[Bounding box entries]
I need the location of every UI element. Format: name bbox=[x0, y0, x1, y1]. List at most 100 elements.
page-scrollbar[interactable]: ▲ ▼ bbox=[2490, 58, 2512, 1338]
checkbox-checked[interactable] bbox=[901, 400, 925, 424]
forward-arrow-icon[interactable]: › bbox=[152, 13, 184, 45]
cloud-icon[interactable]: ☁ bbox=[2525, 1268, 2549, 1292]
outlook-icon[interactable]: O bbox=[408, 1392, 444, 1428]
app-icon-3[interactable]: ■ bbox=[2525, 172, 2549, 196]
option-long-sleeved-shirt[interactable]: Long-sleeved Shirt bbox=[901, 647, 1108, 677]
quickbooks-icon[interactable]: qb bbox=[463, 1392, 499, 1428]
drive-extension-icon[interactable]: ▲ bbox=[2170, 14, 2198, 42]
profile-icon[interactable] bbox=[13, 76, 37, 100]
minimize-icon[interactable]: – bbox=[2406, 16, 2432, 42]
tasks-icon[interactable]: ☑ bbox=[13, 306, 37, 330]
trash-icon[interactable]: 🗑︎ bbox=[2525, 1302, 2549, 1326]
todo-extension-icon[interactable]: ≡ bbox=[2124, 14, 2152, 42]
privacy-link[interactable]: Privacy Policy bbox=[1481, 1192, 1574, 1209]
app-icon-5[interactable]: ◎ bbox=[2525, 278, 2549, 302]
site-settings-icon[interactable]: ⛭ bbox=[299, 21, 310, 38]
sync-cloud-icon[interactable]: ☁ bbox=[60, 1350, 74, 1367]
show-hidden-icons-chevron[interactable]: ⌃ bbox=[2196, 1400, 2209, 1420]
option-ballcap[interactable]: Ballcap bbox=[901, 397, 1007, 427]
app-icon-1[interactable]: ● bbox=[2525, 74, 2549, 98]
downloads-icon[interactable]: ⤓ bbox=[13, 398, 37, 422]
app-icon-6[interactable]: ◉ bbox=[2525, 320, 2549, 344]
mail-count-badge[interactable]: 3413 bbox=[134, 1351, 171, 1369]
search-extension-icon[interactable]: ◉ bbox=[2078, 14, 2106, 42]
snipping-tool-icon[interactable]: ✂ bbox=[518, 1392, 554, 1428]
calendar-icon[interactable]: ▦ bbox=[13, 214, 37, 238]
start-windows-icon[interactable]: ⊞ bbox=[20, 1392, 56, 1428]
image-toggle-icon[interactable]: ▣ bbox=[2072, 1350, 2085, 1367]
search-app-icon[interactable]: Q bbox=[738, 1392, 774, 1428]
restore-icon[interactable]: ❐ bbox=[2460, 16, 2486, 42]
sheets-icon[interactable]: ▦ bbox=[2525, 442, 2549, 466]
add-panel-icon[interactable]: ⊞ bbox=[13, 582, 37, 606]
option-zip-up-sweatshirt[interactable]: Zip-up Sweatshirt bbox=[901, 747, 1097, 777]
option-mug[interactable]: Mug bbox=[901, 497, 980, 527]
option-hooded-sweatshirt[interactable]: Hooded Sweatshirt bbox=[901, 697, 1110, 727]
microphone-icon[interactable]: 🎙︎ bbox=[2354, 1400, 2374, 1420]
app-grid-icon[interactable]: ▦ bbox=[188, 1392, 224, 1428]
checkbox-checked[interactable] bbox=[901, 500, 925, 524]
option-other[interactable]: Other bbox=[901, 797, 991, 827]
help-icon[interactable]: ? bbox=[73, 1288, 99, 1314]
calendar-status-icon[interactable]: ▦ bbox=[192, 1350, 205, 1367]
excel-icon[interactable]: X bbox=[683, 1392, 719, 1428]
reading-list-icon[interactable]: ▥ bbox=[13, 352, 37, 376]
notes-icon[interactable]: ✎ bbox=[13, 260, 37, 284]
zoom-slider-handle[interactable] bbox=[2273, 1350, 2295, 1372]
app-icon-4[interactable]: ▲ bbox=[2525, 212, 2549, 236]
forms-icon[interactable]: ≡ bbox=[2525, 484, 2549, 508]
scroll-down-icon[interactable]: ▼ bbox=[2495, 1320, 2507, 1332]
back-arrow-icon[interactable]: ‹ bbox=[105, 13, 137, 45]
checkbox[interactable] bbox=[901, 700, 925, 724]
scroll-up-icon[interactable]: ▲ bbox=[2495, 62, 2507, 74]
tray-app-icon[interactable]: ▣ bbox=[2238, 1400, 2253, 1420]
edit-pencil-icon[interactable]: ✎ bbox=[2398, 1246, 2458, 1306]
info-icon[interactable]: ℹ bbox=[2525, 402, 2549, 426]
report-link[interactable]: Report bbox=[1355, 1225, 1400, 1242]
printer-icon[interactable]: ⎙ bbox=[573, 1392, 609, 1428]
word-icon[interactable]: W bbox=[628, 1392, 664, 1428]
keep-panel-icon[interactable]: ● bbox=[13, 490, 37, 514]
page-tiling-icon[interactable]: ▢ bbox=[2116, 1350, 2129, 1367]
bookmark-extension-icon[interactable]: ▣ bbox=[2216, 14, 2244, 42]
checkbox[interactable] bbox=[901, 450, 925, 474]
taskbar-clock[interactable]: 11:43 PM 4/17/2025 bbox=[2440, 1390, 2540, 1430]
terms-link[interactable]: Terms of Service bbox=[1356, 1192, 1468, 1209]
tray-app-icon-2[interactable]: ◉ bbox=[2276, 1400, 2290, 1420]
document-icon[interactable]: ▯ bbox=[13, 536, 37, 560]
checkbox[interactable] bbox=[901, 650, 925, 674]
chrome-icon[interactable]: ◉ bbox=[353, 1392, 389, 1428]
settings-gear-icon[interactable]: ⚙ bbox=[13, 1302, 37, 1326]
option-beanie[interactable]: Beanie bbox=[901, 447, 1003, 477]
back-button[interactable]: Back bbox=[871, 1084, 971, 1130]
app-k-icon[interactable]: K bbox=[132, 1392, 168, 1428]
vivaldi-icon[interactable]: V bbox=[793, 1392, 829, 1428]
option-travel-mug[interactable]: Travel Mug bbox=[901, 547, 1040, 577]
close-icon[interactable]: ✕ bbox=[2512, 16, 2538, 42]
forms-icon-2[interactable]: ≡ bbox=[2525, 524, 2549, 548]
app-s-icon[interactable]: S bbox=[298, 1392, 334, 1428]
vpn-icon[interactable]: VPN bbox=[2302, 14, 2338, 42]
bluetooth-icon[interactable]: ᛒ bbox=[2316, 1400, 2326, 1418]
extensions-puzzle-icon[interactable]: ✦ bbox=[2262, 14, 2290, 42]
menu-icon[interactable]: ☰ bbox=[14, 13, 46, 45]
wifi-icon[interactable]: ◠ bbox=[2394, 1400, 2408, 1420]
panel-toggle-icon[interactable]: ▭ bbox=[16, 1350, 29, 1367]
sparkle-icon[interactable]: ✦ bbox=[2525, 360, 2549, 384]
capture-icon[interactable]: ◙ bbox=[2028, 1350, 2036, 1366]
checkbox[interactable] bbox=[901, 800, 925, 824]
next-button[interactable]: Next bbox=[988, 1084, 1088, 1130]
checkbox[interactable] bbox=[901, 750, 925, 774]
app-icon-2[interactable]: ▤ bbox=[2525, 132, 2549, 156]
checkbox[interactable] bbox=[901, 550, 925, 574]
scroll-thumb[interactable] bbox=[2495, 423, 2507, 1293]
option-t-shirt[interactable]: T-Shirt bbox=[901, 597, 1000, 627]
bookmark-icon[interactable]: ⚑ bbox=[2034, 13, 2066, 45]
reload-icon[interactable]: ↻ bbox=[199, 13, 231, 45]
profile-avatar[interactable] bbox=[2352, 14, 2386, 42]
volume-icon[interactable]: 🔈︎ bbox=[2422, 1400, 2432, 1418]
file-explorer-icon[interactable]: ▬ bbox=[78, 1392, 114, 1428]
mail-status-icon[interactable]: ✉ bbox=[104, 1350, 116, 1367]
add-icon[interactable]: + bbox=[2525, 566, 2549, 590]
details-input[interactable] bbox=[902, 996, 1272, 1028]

**PROBLEM**
Retype the records from their first line through the line that contains "forward-arrow-icon[interactable]: › bbox=[152, 13, 184, 45]", keeping every character as it appears.

**WRITTEN SOLUTION**
I need the location of every UI element. Format: name bbox=[x0, y0, x1, y1]. List at most 100 elements.
page-scrollbar[interactable]: ▲ ▼ bbox=[2490, 58, 2512, 1338]
checkbox-checked[interactable] bbox=[901, 400, 925, 424]
forward-arrow-icon[interactable]: › bbox=[152, 13, 184, 45]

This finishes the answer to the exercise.